[Opening EXERCISE TEXT section]

Historically, dextropropoxyphene was prescribed in combination with other analgesics such as paracetamol (co-proxamol). There are few data on its therapeutic value, and at least one review concluded that analgesic efficacy is less than aspirin and barely more than placebo. At best, dextropropoxyphene failed to show any superiority over paracetamol (Li Wan Po and Zhang, 1997). At worst, it is a dangerous drug which has the potential for steadily developing toxicity. Patients with hepatic dysfunction and poor renal function are particularly at risk. It is associated with problems in overdose, notably a non-naloxone reversible depression of the cardiac conducting system. Dextropropoxyphene interacts unpredictably with a number of drugs, including carbamazepine and warfarin. In 2005, the Medicines and Healthcare products Regulatory Agency (MHRA) announced concerns about the safety and effectiveness of co-proxamol and directed that it should be withdrawn from clinical use in the UK; however, it still remains available as an unlicensed medicine for the small number of patients who do not obtain analgesia with other analgesic medicines.

Strong opioids

Other strong opioids

Opioids such as pethidine and dextromoramide offer little advantage over morphine in that they are generally weaker in action with a relatively short duration of action (2 h). Dipipanone is only available in a preparation which contains an antiemetic (cyclizine), and increasing doses lead to sedation and the risk of developing a tardive dyskinesia with long-term use. Methadone has a long elimination half-life of 15–25 h, and accumulation occurs in the early stages of use. It has minimal side effects with long-term use and some patients who experience serious adverse effects with morphine may tolerate methadone.

Hydromorphone and oxycodone are synthetic opioids that have been used for many years in North America and more recently in Europe. They are available in both immediate and modified release preparations. Some patients appear to tolerate hydromorphone or oxycodone better than morphine but there is no evidence to suggest which patients achieve the best effect with either of these drugs.

Fentanyl is available as a transdermal formulation for long-term use. The patch is designed to release the drug continuously over 3 days. When starting the drug, alternative analgesic therapy should be continued for at least the first 12 h until therapeutic levels are achieved, and an immediate acting opioid should be available for breakthrough pain. Patches are replaced every 72 h.

[Closing EXERCISE TEXT section]

### APPLY WHAT YOU READ
a – Using the text on opioid analgesics, decide whether each statement agrees with it: (i) methadone has an elimination half-life of 15–25 h; (ii) fentanyl patches are replaced every 48 h; (iii) dipipanone is available only in a preparation that contains cyclizine. Answer yes or no for each, and quote the text's deciding words.
b – Reproduce part of the text on opioid analgesics word for word. Begin at the words "Hydromorphone and oxycodone" and stop after the words "every 72 h.".
c – Proceed with the text on opioid analgesics, starting after its last sentence.

[Opening EXCERPTED DATA section]

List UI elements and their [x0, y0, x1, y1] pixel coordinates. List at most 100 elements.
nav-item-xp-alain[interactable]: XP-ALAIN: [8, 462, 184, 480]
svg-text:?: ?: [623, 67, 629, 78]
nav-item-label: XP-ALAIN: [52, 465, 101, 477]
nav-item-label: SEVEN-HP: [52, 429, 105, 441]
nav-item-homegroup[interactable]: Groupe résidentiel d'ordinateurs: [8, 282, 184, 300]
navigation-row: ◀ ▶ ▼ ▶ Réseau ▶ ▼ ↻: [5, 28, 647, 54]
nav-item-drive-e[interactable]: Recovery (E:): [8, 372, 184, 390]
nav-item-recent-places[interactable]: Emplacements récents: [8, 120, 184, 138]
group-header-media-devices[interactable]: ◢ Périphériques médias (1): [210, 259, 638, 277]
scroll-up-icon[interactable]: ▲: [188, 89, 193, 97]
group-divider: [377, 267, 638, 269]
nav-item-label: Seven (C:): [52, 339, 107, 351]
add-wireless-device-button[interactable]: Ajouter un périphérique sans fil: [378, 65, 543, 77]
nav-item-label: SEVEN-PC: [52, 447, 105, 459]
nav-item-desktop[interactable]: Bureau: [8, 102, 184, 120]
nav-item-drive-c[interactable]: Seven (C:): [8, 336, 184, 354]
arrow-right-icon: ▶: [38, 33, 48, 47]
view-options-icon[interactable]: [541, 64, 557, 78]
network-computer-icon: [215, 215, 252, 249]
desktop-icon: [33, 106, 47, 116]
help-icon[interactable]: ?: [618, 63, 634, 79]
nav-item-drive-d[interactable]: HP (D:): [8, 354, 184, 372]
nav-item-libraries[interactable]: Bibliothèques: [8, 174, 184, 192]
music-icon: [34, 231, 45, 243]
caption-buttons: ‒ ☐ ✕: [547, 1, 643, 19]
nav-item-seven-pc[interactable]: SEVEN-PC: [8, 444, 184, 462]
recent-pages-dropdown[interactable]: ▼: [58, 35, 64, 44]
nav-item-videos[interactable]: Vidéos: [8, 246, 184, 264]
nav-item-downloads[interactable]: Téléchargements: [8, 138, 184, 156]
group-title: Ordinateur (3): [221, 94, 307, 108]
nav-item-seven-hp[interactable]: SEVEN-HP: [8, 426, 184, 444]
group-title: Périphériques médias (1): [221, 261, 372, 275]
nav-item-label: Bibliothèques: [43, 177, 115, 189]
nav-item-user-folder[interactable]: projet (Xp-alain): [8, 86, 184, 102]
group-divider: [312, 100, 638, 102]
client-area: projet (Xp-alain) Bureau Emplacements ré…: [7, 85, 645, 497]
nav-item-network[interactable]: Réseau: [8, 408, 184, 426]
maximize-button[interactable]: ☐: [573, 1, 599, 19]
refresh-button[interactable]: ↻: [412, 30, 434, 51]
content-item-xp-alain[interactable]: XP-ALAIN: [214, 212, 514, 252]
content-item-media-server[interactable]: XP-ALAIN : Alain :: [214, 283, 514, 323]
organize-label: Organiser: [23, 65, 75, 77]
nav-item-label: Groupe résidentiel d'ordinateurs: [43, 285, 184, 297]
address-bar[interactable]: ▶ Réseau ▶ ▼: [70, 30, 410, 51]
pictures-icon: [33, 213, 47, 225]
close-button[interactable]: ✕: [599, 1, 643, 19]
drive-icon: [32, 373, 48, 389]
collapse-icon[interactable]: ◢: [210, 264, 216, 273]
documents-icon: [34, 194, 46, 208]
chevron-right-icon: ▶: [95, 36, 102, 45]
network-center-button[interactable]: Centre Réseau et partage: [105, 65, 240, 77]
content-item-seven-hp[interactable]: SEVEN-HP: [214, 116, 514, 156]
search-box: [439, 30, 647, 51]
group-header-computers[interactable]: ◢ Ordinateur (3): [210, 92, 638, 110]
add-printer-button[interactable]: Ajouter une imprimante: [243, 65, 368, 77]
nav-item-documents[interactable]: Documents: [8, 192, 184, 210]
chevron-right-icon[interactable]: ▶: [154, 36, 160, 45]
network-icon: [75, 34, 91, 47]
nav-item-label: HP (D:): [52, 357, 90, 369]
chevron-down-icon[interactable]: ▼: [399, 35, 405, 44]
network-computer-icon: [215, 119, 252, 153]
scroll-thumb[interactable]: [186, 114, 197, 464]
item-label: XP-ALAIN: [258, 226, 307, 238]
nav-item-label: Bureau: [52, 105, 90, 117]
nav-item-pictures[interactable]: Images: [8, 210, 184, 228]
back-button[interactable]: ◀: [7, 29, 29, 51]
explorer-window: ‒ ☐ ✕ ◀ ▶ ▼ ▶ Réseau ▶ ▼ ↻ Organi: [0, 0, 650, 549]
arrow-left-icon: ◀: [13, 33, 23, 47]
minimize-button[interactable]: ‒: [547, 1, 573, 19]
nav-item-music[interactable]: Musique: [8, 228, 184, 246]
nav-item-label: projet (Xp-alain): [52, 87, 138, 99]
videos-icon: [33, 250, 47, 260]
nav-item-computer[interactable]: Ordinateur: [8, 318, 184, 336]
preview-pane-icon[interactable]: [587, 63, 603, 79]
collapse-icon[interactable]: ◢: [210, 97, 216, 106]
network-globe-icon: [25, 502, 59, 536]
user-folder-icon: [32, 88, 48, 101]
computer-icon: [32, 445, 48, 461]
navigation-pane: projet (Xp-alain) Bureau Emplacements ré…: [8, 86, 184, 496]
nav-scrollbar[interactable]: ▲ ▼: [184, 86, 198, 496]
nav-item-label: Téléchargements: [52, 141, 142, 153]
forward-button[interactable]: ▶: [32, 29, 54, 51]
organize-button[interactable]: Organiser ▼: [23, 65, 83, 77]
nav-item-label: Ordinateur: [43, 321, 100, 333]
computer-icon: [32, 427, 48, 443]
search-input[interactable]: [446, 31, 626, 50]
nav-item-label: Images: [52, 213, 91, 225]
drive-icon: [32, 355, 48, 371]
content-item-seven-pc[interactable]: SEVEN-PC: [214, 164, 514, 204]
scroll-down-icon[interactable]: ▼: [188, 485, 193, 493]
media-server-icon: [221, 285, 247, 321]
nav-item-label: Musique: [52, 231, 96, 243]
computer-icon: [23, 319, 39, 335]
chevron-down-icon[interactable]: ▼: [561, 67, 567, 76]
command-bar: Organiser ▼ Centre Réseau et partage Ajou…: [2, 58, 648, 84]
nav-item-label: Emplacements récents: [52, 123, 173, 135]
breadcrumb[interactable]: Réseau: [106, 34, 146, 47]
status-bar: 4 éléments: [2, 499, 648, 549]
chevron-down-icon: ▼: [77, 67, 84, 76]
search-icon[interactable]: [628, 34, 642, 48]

[Closing EXCERPTED DATA section]

### RESPONSES BY ITEM NUMBER
a –
(i) Yes: "Methadone has a long elimination half-life of 15–25 h"
(ii) No: "Patches are replaced every 72 h."
(iii) Yes: "Dipipanone is only available in a preparation which contains an antiemetic (cyclizine)"

b –
Hydromorphone and oxycodone are synthetic opioids that have been used for many years in North America and more recently in Europe. They are available in both immediate and modified release preparations. Some patients appear to tolerate hydromorphone or oxycodone better than morphine but there is no evidence to suggest which patients achieve the best effect with either of these drugs.

Fentanyl is available as a transdermal formulation for long-term use. The patch is designed to release the drug continuously over 3 days. When starting the drug, alternative analgesic therapy should be continued for at least the first 12 h until therapeutic levels are achieved, and an immediate acting opioid should be available for breakthrough pain. Patches are replaced every 72 h.

c –
The relative potencies of the commonly used opioids are summarised in Table 33.1.

Table 33.1 Relative potencies of opioid drugs

Drug Potency (morphine = 1)
Codeine 0.1
Dihydrocodeine 0.1
Tramadol 0.2
Pethidine 0.1
Morphine 1
Diamorphine 2.5
Hydromorphone 7
Methadone 2–10 (with repeat dosing)
Fentanyl (transdermal) 150

Agonist-antagonist and partial agonists

Most of the drugs in this category are either competitive antagonists at the μ opioid receptor, where they can bind to the site but exert no action, or they exert only limited actions; that is, they are partial agonists. Those that are antagonists at the μ opioid receptor can provoke a withdrawal syndrome in patients receiving concomitant opioid agonists such as morphine. These properties make it difficult to use these agents in the control of persistent pain, and the process of conversion from one group of drugs to another can be complex.

Adverse effects of opioids

The adverse effects of opioids are nearly all dose related, and tolerance develops to the majority with long-term use.

Tolerance, dependence and addition

Persistent treatment with opioids often causes tolerance to the analgesic effect, although the mechanism remains unclear (Holden et al., 2005). When this occurs the dosage should be increased or, alternatively, another opioid can be substituted, since cross-tolerance is not usually complete. Addiction is very rare when opioids are prescribed for pain relief.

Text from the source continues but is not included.